> What to work on
Please repeat the records below without any change, starting at the line that contains "discussion-item: 1. Comment" and stopping after the line that contains "10, 432, 26]".

> Records shown
****************

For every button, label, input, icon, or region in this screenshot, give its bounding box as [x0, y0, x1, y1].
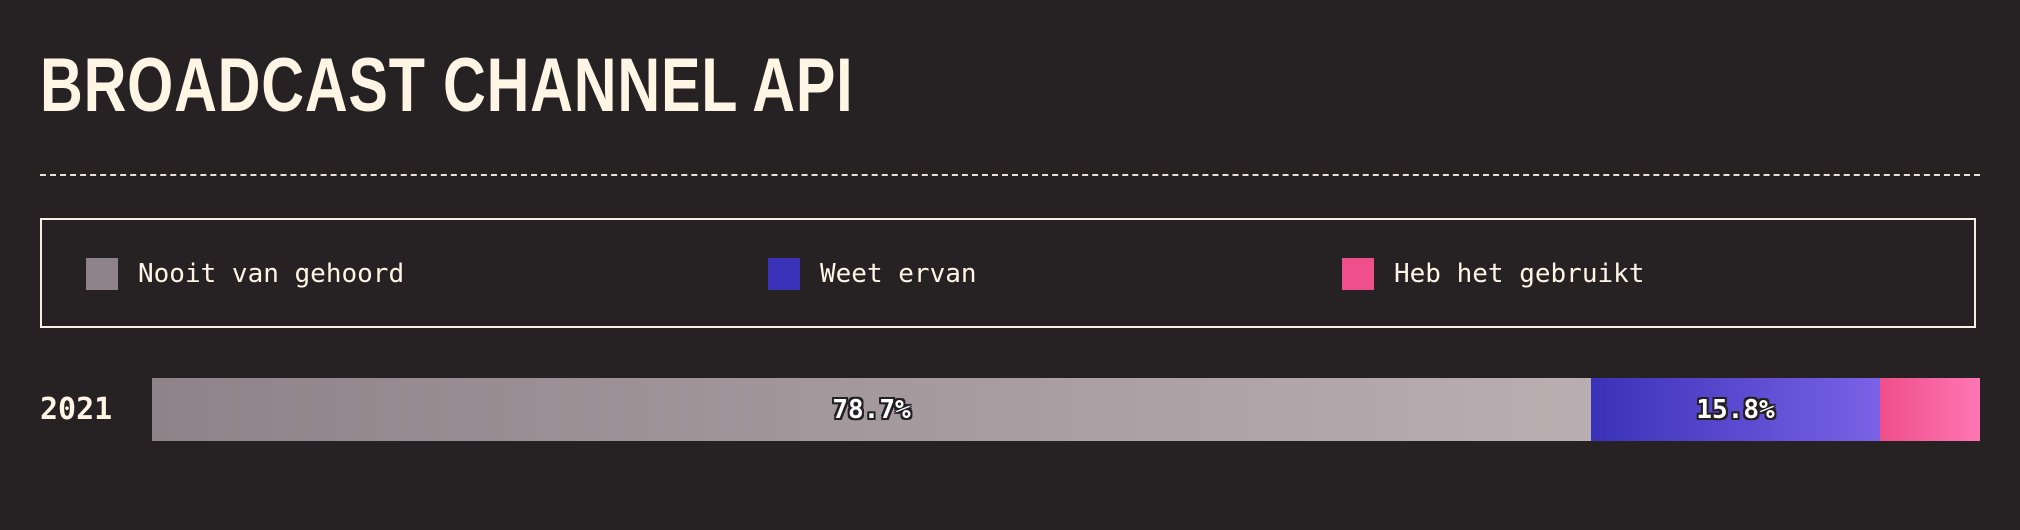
- bar-segment-used[interactable]: [1880, 378, 1980, 441]
- legend-label-used: Heb het gebruikt: [1394, 259, 1645, 289]
- legend-label-never-heard: Nooit van gehoord: [138, 259, 405, 289]
- legend-swatch-aware: [768, 258, 800, 290]
- chart-title: BROADCAST CHANNEL API: [40, 43, 854, 128]
- legend-item-never-heard[interactable]: Nooit van gehoord: [86, 258, 404, 290]
- legend: Nooit van gehoord Weet ervan Heb het geb…: [40, 218, 1976, 328]
- legend-item-used[interactable]: Heb het gebruikt: [1342, 258, 1644, 290]
- bar-segment-aware[interactable]: 15.8%: [1591, 378, 1880, 441]
- legend-swatch-used: [1342, 258, 1374, 290]
- legend-swatch-never-heard: [86, 258, 118, 290]
- segment-value-never-heard: 78.7%: [832, 394, 911, 425]
- stacked-bar-2021: 78.7% 15.8%: [152, 378, 1980, 441]
- segment-value-aware: 15.8%: [1696, 394, 1775, 425]
- dashed-divider: [40, 174, 1980, 176]
- row-label-2021: 2021: [40, 392, 113, 427]
- legend-label-aware: Weet ervan: [820, 259, 977, 289]
- legend-item-aware[interactable]: Weet ervan: [768, 258, 977, 290]
- bar-segment-never-heard[interactable]: 78.7%: [152, 378, 1591, 441]
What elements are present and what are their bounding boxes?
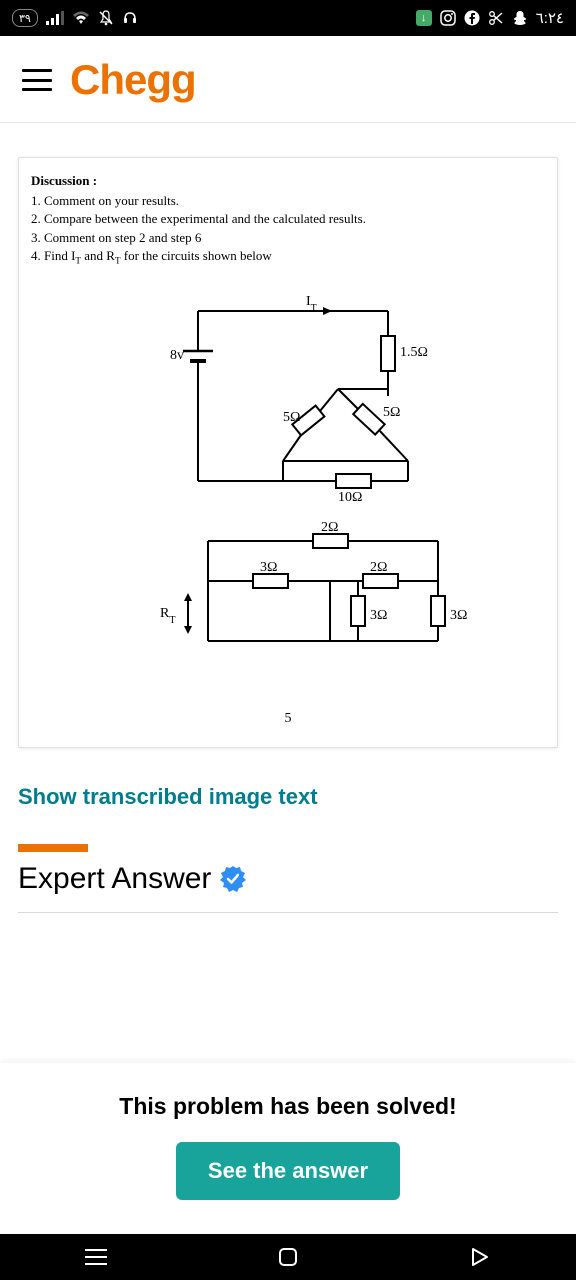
discussion-item: 1. Comment on your results.	[31, 192, 545, 210]
snapchat-icon	[512, 10, 528, 26]
signal-icon	[46, 11, 64, 25]
svg-text:2Ω: 2Ω	[370, 560, 387, 575]
instagram-icon	[440, 10, 456, 26]
brand-logo[interactable]: Chegg	[70, 56, 196, 104]
section-accent-bar	[18, 844, 88, 852]
circuit-diagram: 8v IT 1.5Ω 5Ω 5Ω 10Ω 2Ω 3Ω 2Ω 3Ω 3Ω RT	[78, 281, 498, 681]
scissors-icon	[488, 10, 504, 26]
solved-banner: This problem has been solved! See the an…	[0, 1063, 576, 1234]
download-icon: ↓	[416, 10, 432, 26]
back-button[interactable]	[467, 1244, 493, 1270]
question-card: Discussion : 1. Comment on your results.…	[18, 157, 558, 748]
svg-text:3Ω: 3Ω	[260, 560, 277, 575]
wifi-icon	[72, 11, 90, 25]
recent-apps-button[interactable]	[83, 1244, 109, 1270]
svg-text:5Ω: 5Ω	[383, 405, 400, 420]
expert-answer-heading: Expert Answer	[18, 862, 558, 913]
app-header: Chegg	[0, 36, 576, 123]
discussion-item: 3. Comment on step 2 and step 6	[31, 229, 545, 247]
home-button[interactable]	[275, 1244, 301, 1270]
svg-text:1.5Ω: 1.5Ω	[400, 345, 428, 360]
facebook-icon	[464, 10, 480, 26]
notification-count: ٣٩	[12, 9, 38, 27]
svg-text:8v: 8v	[170, 348, 184, 363]
headset-icon	[122, 10, 138, 26]
clock-time: ٦:٢٤	[536, 9, 564, 27]
page-number: 5	[31, 711, 545, 727]
svg-text:2Ω: 2Ω	[321, 520, 338, 535]
menu-button[interactable]	[22, 69, 52, 91]
svg-text:RT: RT	[160, 606, 175, 626]
expert-answer-text: Expert Answer	[18, 862, 211, 896]
status-bar: ٣٩ ↓ ٦:٢٤	[0, 0, 576, 36]
bell-off-icon	[98, 10, 114, 26]
svg-text:5Ω: 5Ω	[283, 410, 300, 425]
see-answer-button[interactable]: See the answer	[176, 1142, 400, 1200]
svg-text:3Ω: 3Ω	[370, 608, 387, 623]
verified-badge-icon	[219, 865, 247, 893]
svg-text:10Ω: 10Ω	[338, 490, 362, 505]
show-transcribed-link[interactable]: Show transcribed image text	[18, 784, 558, 810]
discussion-item: 2. Compare between the experimental and …	[31, 210, 545, 228]
system-nav-bar	[0, 1234, 576, 1280]
discussion-heading: Discussion :	[31, 172, 545, 190]
svg-text:3Ω: 3Ω	[450, 608, 467, 623]
solved-text: This problem has been solved!	[0, 1093, 576, 1120]
discussion-item: 4. Find IT and RT for the circuits shown…	[31, 247, 545, 267]
discussion-text: Discussion : 1. Comment on your results.…	[31, 172, 545, 267]
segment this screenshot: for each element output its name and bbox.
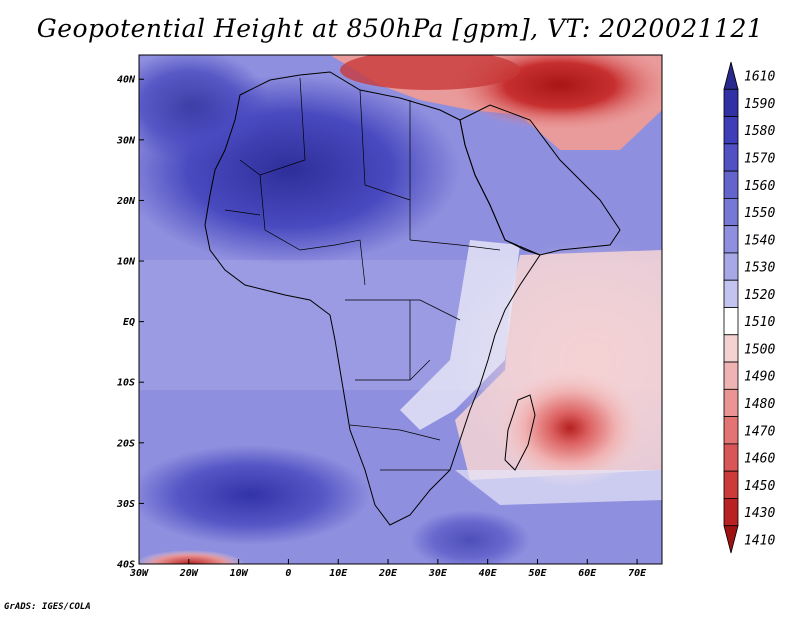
colorbar-swatch — [723, 443, 739, 472]
coastlines — [204, 71, 621, 526]
lat-label: 40S — [117, 560, 135, 571]
colorbar-label: 1410 — [744, 533, 775, 548]
colorbar-swatch — [723, 416, 739, 445]
plot-frame — [138, 54, 663, 565]
footer-credit: GrADS: IGES/COLA — [4, 602, 91, 612]
colorbar-swatch — [723, 225, 739, 254]
lon-label: 20W — [179, 568, 199, 579]
colorbar-label: 1430 — [744, 506, 775, 521]
lon-label: 30W — [129, 568, 149, 579]
colorbar-label: 1580 — [744, 124, 775, 139]
colorbar-label: 1490 — [744, 370, 775, 385]
colorbar-label: 1610 — [744, 70, 775, 85]
lon-label: 30E — [428, 568, 448, 579]
colorbar-swatch — [723, 388, 739, 418]
lon-label: 60E — [578, 568, 597, 579]
lat-label: 20N — [116, 196, 136, 207]
lat-label: 10N — [117, 257, 136, 268]
lat-label: 20S — [116, 438, 135, 449]
lon-label: 70E — [628, 568, 647, 579]
height-field — [139, 55, 662, 564]
borders — [224, 77, 501, 471]
lon-label: 50E — [528, 568, 547, 579]
lon-label: 10W — [230, 568, 249, 579]
colorbar-swatch — [723, 252, 739, 281]
lon-label: 40E — [479, 568, 498, 579]
colorbar-label: 1560 — [744, 179, 775, 194]
colorbar-label: 1550 — [744, 206, 775, 221]
colorbar-label: 1530 — [744, 261, 775, 276]
colorbar-label: 1450 — [744, 479, 775, 494]
colorbar-swatch — [723, 525, 739, 554]
colorbar-label: 1570 — [744, 151, 775, 166]
colorbar-label: 1590 — [744, 97, 775, 112]
colorbar-swatch — [723, 197, 739, 227]
colorbar-label: 1540 — [744, 233, 775, 248]
colorbar: 1610 1590 1580 1570 1560 1550 1540 1530 1520 1510… — [723, 61, 775, 554]
lat-label: 30N — [116, 135, 136, 146]
colorbar-swatch — [723, 116, 739, 145]
lon-label: 10E — [329, 568, 348, 579]
colorbar-swatch — [723, 470, 739, 499]
colorbar-label: 1460 — [744, 452, 775, 467]
colorbar-swatch — [723, 334, 739, 363]
colorbar-label: 1520 — [744, 288, 775, 303]
lat-label: EQ — [123, 317, 135, 328]
lon-label: 0 — [285, 568, 291, 579]
map-title: Geopotential Height at 850hPa [gpm], VT:… — [36, 14, 764, 43]
lat-label: 30S — [116, 499, 135, 510]
colorbar-swatch — [723, 88, 739, 117]
colorbar-swatch — [723, 307, 739, 336]
colorbar-label: 1510 — [744, 315, 775, 330]
colorbar-swatch — [723, 143, 739, 172]
colorbar-swatch — [723, 361, 739, 390]
colorbar-label: 1480 — [744, 397, 775, 412]
colorbar-swatch — [723, 279, 739, 308]
lon-label: 20E — [378, 568, 398, 579]
colorbar-swatch — [723, 170, 739, 199]
lat-label: 40N — [117, 75, 136, 86]
colorbar-label: 1470 — [744, 424, 775, 439]
colorbar-swatch — [723, 61, 739, 90]
colorbar-swatch — [723, 498, 739, 527]
colorbar-label: 1500 — [744, 342, 775, 357]
latitude-axis: 40N 30N 20N 10N EQ 10S 20S 30S 40S — [116, 75, 144, 571]
longitude-axis: 30W 20W 10W 0 10E 20E 30E 40E 50E 60E 70E — [129, 559, 647, 579]
lat-label: 10S — [117, 378, 135, 389]
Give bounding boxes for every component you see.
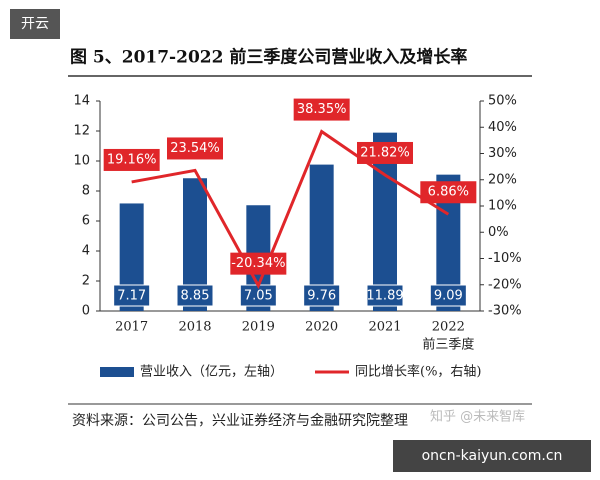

****************

> Answer for the task
discussion-item: 1. Comment on your results.	[31, 192, 545, 210]
snapchat-icon	[512, 10, 528, 26]
signal-icon	[46, 11, 64, 25]
svg-text:2Ω: 2Ω	[370, 560, 387, 575]
instagram-icon	[440, 10, 456, 26]
brand-logo[interactable]: Chegg	[70, 56, 196, 104]
section-accent-bar	[18, 844, 88, 852]
circuit-diagram: 8v IT 1.5Ω 5Ω 5Ω 10Ω 2Ω 3Ω 2Ω 3Ω 3Ω RT	[78, 281, 498, 681]
scissors-icon	[488, 10, 504, 26]
solved-banner: This problem has been solved! See the an…	[0, 1063, 576, 1234]
download-icon: ↓	[416, 10, 432, 26]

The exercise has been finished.